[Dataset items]
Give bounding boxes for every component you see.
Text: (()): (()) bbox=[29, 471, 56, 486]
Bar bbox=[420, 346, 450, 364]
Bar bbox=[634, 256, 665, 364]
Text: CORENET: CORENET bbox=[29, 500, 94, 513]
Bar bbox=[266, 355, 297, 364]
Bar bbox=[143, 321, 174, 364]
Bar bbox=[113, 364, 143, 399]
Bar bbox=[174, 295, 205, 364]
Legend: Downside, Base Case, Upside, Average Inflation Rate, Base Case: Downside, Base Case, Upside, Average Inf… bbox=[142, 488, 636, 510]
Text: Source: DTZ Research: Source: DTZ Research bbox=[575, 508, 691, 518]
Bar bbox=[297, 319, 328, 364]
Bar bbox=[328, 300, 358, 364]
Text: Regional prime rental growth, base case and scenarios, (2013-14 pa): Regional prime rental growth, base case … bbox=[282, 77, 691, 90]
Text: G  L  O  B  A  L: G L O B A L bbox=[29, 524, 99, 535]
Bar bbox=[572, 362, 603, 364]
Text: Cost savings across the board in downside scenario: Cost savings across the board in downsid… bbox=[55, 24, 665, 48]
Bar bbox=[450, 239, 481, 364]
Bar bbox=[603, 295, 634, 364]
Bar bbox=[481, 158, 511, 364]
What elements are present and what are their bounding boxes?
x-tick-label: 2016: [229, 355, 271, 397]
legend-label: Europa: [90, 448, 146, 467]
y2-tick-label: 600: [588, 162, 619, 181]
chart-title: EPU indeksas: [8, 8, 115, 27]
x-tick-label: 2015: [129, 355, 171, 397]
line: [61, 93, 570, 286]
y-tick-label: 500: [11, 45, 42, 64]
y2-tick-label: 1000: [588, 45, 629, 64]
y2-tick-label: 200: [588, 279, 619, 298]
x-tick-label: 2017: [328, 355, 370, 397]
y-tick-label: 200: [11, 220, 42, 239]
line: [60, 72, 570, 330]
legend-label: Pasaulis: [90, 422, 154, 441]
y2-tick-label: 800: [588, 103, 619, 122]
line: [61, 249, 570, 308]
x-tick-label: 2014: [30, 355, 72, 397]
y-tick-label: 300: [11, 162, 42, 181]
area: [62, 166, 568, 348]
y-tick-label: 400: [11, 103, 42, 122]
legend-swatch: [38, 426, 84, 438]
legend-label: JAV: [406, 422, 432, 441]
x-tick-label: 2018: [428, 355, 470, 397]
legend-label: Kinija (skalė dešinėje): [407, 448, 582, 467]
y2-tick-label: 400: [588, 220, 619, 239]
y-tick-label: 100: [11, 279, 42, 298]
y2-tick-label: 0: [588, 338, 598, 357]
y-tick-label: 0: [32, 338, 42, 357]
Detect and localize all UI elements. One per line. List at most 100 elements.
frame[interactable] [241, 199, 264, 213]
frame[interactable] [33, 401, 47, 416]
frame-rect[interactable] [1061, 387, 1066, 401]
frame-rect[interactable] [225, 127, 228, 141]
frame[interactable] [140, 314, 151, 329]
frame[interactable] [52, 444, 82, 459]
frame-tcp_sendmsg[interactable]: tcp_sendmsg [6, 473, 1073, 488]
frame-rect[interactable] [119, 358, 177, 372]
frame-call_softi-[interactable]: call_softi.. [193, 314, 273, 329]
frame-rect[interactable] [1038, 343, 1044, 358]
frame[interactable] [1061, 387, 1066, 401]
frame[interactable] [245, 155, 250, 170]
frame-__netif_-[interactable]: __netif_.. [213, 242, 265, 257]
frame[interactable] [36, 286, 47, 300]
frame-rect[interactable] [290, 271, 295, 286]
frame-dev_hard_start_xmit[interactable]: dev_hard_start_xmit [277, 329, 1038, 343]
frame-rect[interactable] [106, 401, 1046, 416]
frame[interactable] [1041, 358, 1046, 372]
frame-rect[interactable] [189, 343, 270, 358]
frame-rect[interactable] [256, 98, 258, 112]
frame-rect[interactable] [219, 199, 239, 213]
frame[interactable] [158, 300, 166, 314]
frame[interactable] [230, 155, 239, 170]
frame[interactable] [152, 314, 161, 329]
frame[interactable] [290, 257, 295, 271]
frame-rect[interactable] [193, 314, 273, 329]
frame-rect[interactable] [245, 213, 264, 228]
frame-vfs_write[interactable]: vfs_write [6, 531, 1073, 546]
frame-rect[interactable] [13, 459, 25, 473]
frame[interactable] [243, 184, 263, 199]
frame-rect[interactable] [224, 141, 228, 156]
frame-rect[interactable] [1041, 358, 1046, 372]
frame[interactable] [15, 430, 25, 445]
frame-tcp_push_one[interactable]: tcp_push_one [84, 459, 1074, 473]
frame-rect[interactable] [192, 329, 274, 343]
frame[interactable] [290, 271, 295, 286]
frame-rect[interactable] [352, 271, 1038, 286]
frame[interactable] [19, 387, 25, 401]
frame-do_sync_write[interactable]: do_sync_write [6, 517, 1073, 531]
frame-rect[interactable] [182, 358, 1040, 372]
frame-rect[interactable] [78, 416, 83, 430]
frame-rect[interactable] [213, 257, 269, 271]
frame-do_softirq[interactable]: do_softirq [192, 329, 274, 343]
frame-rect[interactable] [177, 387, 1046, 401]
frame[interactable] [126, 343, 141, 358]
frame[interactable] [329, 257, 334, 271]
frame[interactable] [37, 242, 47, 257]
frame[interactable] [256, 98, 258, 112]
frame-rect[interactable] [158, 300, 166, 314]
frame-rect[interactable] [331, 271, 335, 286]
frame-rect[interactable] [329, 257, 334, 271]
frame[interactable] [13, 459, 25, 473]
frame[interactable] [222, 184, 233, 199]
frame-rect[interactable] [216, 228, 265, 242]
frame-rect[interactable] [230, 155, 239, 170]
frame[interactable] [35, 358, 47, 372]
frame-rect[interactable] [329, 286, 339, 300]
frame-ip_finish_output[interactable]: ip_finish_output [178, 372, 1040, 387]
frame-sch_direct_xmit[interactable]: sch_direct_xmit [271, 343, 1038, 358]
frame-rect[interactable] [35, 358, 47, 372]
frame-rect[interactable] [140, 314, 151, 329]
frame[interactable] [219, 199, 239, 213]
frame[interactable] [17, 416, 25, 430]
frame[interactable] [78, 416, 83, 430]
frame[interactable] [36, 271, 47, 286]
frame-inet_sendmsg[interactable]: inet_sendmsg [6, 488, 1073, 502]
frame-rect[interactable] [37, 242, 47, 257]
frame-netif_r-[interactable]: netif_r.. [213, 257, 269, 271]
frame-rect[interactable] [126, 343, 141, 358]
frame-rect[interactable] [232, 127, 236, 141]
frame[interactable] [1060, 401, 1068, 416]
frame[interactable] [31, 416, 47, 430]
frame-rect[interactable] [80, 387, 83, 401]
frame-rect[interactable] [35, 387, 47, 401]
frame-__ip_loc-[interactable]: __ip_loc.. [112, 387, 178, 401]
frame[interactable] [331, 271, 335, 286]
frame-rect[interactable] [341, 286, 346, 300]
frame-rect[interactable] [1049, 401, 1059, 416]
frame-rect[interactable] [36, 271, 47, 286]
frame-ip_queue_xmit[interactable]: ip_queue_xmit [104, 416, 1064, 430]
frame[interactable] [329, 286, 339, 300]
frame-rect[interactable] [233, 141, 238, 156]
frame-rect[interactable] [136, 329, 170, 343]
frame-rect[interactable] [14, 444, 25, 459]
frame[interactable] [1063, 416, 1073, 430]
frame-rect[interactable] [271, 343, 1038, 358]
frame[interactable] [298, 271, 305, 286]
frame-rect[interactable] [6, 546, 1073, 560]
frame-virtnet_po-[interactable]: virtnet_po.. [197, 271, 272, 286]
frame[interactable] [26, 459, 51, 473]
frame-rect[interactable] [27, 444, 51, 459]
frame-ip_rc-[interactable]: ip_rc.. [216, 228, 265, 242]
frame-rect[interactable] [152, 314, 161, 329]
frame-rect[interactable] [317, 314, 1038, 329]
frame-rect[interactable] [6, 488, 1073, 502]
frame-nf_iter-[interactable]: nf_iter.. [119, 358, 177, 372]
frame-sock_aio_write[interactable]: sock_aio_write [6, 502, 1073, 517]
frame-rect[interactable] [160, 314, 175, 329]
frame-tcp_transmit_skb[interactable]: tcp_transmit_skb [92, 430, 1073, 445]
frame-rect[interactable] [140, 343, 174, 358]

#### Goal:
Print the lines above without any change, starting with the first line and ending after the line that contains "Bar bbox=[174, 295, 205, 364]".

#### Response to the exercise:
Give bounding boxes for every component you see.
Text: (()): (()) bbox=[29, 471, 56, 486]
Bar bbox=[420, 346, 450, 364]
Bar bbox=[634, 256, 665, 364]
Text: CORENET: CORENET bbox=[29, 500, 94, 513]
Bar bbox=[266, 355, 297, 364]
Bar bbox=[143, 321, 174, 364]
Bar bbox=[113, 364, 143, 399]
Bar bbox=[174, 295, 205, 364]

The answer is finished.